==== EXTRACTED MATERIAL
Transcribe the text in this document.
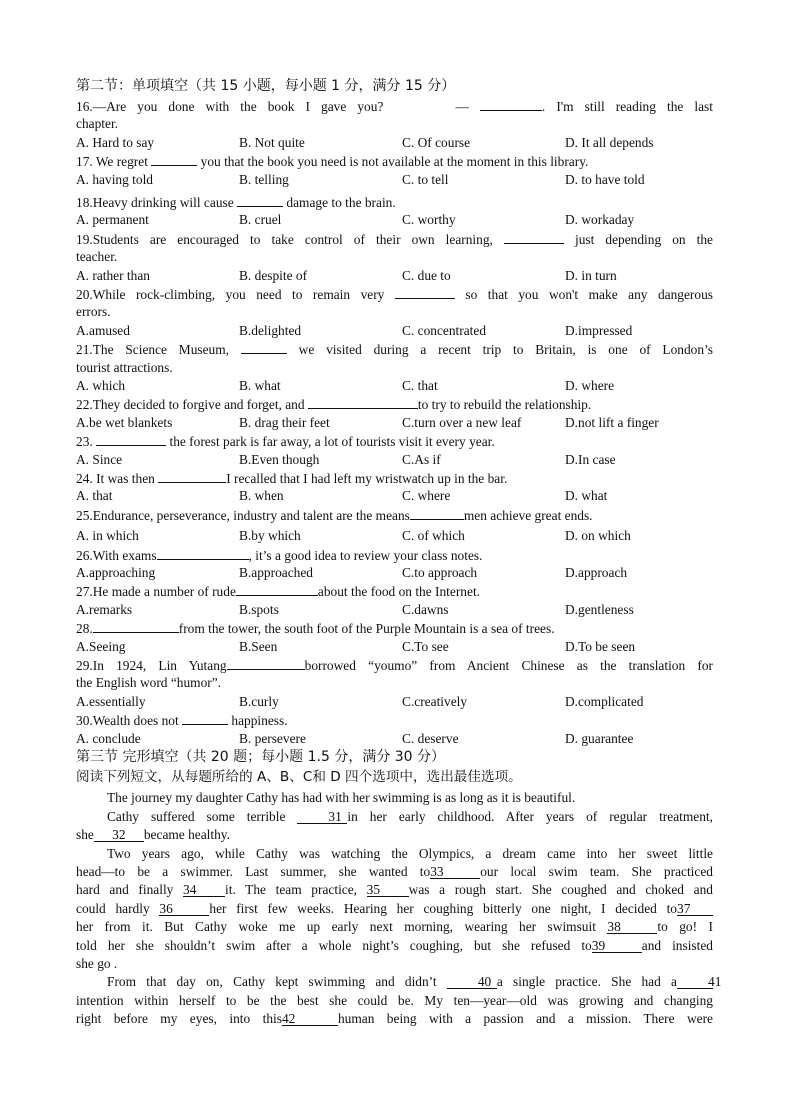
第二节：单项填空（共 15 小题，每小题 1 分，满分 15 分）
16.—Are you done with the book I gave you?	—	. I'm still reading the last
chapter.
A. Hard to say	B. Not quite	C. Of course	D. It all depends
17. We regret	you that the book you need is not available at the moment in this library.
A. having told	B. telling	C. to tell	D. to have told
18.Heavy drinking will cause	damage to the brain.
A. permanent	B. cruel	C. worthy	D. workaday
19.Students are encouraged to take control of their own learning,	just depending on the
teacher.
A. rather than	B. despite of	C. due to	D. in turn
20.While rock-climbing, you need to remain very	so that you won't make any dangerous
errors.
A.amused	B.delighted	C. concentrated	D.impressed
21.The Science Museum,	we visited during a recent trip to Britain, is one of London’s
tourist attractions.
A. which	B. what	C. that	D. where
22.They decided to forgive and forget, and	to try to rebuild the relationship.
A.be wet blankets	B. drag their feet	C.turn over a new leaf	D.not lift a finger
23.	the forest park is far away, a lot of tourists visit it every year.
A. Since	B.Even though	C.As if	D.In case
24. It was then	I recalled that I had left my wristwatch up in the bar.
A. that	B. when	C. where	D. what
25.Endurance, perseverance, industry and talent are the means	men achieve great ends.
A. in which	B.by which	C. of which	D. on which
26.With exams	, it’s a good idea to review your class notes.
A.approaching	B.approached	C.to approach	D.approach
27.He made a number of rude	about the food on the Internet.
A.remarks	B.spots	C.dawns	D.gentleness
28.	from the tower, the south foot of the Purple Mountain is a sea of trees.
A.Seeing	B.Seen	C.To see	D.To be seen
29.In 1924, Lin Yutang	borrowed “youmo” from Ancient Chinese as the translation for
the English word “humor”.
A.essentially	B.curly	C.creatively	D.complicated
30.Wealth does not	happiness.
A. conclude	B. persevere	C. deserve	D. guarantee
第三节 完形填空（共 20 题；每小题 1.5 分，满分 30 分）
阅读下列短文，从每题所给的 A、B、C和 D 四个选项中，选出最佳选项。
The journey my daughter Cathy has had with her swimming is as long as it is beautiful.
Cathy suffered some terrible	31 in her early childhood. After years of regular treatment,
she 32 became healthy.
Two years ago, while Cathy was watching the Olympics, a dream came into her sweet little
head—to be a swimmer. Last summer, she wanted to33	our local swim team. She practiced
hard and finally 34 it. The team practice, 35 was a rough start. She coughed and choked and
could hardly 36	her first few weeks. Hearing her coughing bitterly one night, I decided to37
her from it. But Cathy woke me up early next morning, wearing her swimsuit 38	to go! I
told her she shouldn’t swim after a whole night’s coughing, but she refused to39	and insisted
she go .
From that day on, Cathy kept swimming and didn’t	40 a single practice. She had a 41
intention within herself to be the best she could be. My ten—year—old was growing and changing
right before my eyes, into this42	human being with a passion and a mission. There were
========
==== EXTRACTED MATERIAL
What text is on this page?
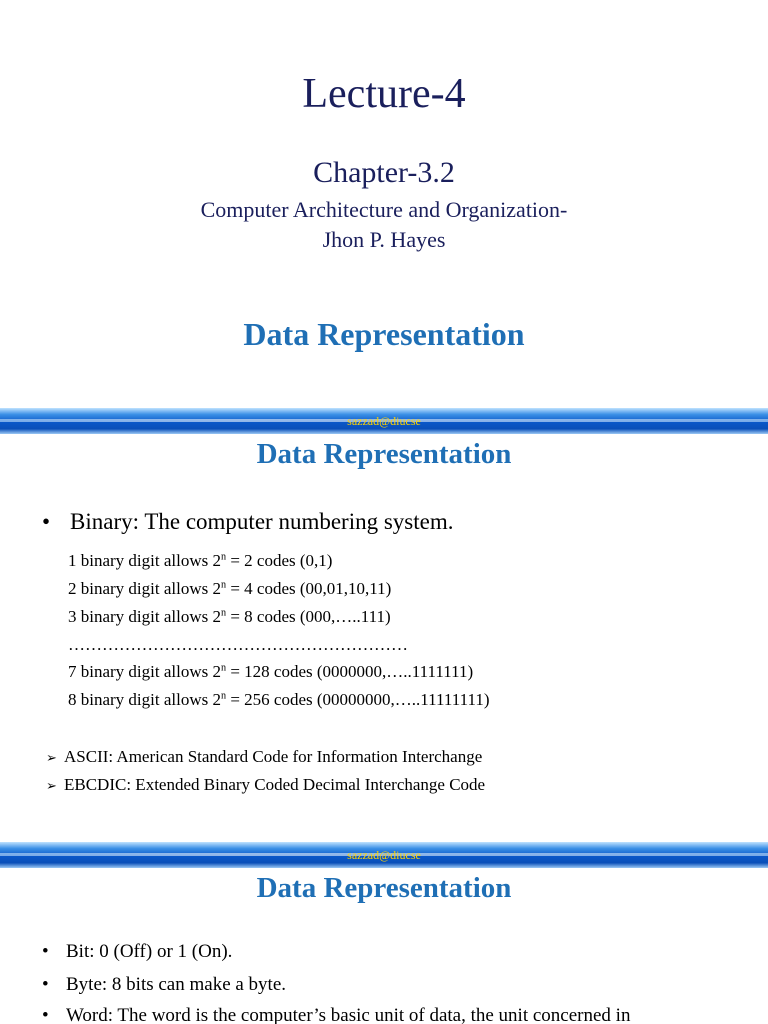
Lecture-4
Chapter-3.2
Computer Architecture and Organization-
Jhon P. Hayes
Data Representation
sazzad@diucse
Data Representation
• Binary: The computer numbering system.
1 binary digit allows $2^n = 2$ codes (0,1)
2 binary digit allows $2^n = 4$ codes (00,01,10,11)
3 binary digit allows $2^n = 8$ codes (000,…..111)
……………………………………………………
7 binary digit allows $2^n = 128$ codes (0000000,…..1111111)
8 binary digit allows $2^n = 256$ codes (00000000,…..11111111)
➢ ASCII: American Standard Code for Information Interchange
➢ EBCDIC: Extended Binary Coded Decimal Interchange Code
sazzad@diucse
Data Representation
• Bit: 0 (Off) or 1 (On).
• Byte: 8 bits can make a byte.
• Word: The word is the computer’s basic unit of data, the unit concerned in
========
==== EXTRACTED MATERIAL
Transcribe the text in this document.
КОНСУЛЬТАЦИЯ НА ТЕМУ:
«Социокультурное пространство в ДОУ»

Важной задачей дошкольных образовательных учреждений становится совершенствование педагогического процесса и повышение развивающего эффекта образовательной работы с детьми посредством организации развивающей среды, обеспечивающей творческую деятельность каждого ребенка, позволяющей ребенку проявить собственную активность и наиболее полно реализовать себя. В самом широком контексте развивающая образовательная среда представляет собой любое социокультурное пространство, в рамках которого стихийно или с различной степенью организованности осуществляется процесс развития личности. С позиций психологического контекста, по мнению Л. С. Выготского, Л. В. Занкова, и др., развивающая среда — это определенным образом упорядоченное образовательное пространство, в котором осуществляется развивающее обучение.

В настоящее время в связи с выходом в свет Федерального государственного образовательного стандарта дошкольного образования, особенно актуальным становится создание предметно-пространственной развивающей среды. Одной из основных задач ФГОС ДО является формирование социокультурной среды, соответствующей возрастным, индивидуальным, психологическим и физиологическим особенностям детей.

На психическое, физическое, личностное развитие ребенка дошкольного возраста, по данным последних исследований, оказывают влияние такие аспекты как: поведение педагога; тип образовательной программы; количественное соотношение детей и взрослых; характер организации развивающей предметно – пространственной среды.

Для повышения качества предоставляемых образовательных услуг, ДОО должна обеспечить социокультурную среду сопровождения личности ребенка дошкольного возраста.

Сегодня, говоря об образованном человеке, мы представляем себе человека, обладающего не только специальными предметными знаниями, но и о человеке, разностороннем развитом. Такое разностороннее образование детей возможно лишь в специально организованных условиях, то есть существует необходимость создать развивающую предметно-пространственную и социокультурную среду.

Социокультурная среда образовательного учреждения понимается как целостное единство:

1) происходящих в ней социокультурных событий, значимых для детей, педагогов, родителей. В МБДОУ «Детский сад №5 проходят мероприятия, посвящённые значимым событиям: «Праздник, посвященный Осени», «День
========
__EXERCISE DETAILS__
Indicate how many lines of the material include the word "codes"; the number alone is required.

__RESULT FOR THIS TASK__
5